Distributed transaction & message queue

Started by
11 comments, last by hplus0603 9 years, 4 months ago

Recently I've been working on finding a proper solution for distributed transaction, and I found this: http://www.codeofhonor.com/blog/wp-content/uploads/2012/04/Patrick-Wyatt-Writing-reliable-online-game-services.pdf

The pdf file's content comes from a lecture by Patrick Wyatt in GDC 2012, and I believe many guys have read it.

In this lecture, Patrick showed how he solved the consistency of trade between two players distributed in two different databases(not by using XA), the approach is to achieve 'eventual consistency' by using a consistent 'transaction queue'. I will explain this approach below briefly.

------------------>>>>

1. Let's suppose player1 is in db1, player2 is in db2. And player1 wanna give $10 to player2.

2. We first commit a transaction to db1, like this


begin_transaction_in_db1
  update player set money = money - 10 where id = money_giver_id;
  insert into transaction_queue values(db2, 'increase_player_money', money_receiver_id, 10);
end_transaction

What we insert into the table transaction_queue is essentially a promise-- we will increase the money_receiver's money in the future.

3. A worker process will scan the table transaction_queue in db1, and when it gets the new record inserted above, it will commit a transaction to db2, like this


begin_transaction_in_db2
  update player set money = money + 10 where id = money_receiver_id;
end_transaction

4. By implementing like above, we can acheive eventual consistency.

---------------<<<<

I have found many similar idea like this, to avoid using the high-latency XA function provided by mysql.

But I'm really wondering: what if transaction2 fails while transaction1 succeeds? Apparently, we will be unable to rollback transaction1 when we find transaction2 has failed, because at that time transaction1 has been committed already...

Advertisement


what if transaction2 fails(the money_receiver does not exist any more when transaction2 is executed, e.g.)

There are two kinds of fails. One is, when the communication fails (servers crashes, networkcommunication aborted, harddisk crahed etc.) and when the data consistency fails. The first idea is, to ensure data consistency (just check it upfront), then execute the transaction. If the second (db2) transaction failed, you try to repeat it (therefor you need idempotent transactions). If it fails because of some data inconsistency, you need to revert your first transaction. Eventually there should be always some other security systems installed like don't payout any real cash until all transactions in the second db have been successfully commited.

There is always a trade off, you can't have 100% transaction save behavior most of the time, but you can have 99.99%. If one case of the 0.01% fails, you need to handle it in an other way, most often manually. It is just important, that

1. you need a (hi-performance) way of handling the transaction for 99.99% of the data.

2. you need a way to get informations about "hard" fails.

3. you need a way to (manually) fix these hard fails.

When you use message queuing, you have to only use messages that are eventually fulfillable.
"Give X credits to player Y" is always eventually fulfillable, unless you have some business rule that forbids a balance over a limit.

→ **COLLECTED DATA**:
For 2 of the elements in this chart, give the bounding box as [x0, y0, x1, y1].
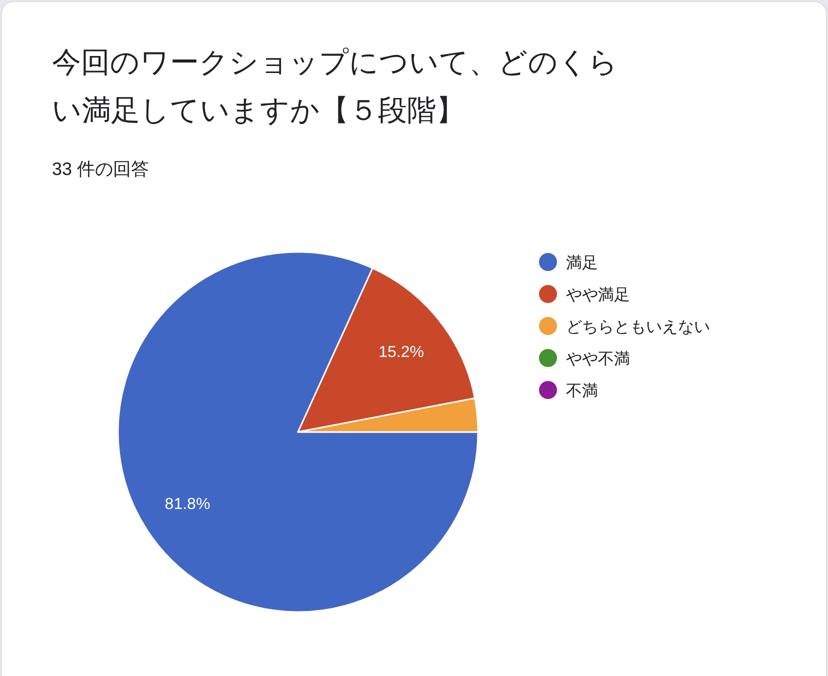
title: 今回のワークショップについて、どのくらい満足していますか【５段階】: [52, 47, 618, 127]
subtitle: 33 件の回答: [52, 159, 150, 179]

→ **DIRECTIONS**:
1. In the forum thread on distributed transactions, why does the reply say that idempotent transactions are needed?
2. Answer these questions about the forum thread on distributed transactions:
(a) According to the opening post, what is the record inserted into transaction_queue essentially?
(b) What scans the transaction_queue table in db1 and then commits a transaction to db2?
(c) What would stop "Give X credits to player Y" from always being eventually fulfillable?
3. Carry on the forum thread on distributed transactions from its last sentence.

→ **ANSWERS BY TASK**:
1. If the second transaction in db2 fails because of a communication problem, the approach is to repeat it. Idempotent transactions are needed so that repeating it is safe.

2.
(a) A promise that the money receiver's money will be increased in the future.
(b) A worker process.
(c) A business rule that forbids a balance over a limit.

3.
If you do have such a limit, the message would be "Give X credits to player Y, but if the limit is hit, send the remaining credits to location F and send an email to the giver and recipient" or something like that.

However, "give value from A to B" isn't a very interesting use case, because it is inherently always fulfillable.
What's more interesting is two-party things, like "give X credits from A to B while transferring the flaming sword of fire from B to A."
That would have to be formulated something like:
Message A->B: "Here's X credits, give them to B and enqueue a message to give the sword to A, OR enqueue a message to refund the credits."
Message B->A: "Here is the sword." OR "Here are the credits back."
Keep re-formulating the messages and the protocol until the likelihood of failure is very small.
Also, "eventual consistency" matters here. If system B is down for a while, that's OK, as long as it eventually comes back and processes the message.
If you're in an environment where that can't be guaranteed, then the message becomes a little more complex:
Message A->B: "Here's X credits, give them to B and enqueue a message to give the sword to A, OR enqueue a message to refund the credits, OR if timing out after T time, refund the credits."
Message B->A: "Here's a sword. If timing out after time T, you're screwed and need manual intervention."

At some point, any system will run into some limitation. Maybe there's a rule that you can only own one elemental sword, and when the sword returns, A already owns the freezing sword of frost. Maybe you saved space in the database by only allocating 16 bits of credits storage, and B went over the 65,535 credit limit. Maybe player A gets banned and deleted from the system before the sword makes it there.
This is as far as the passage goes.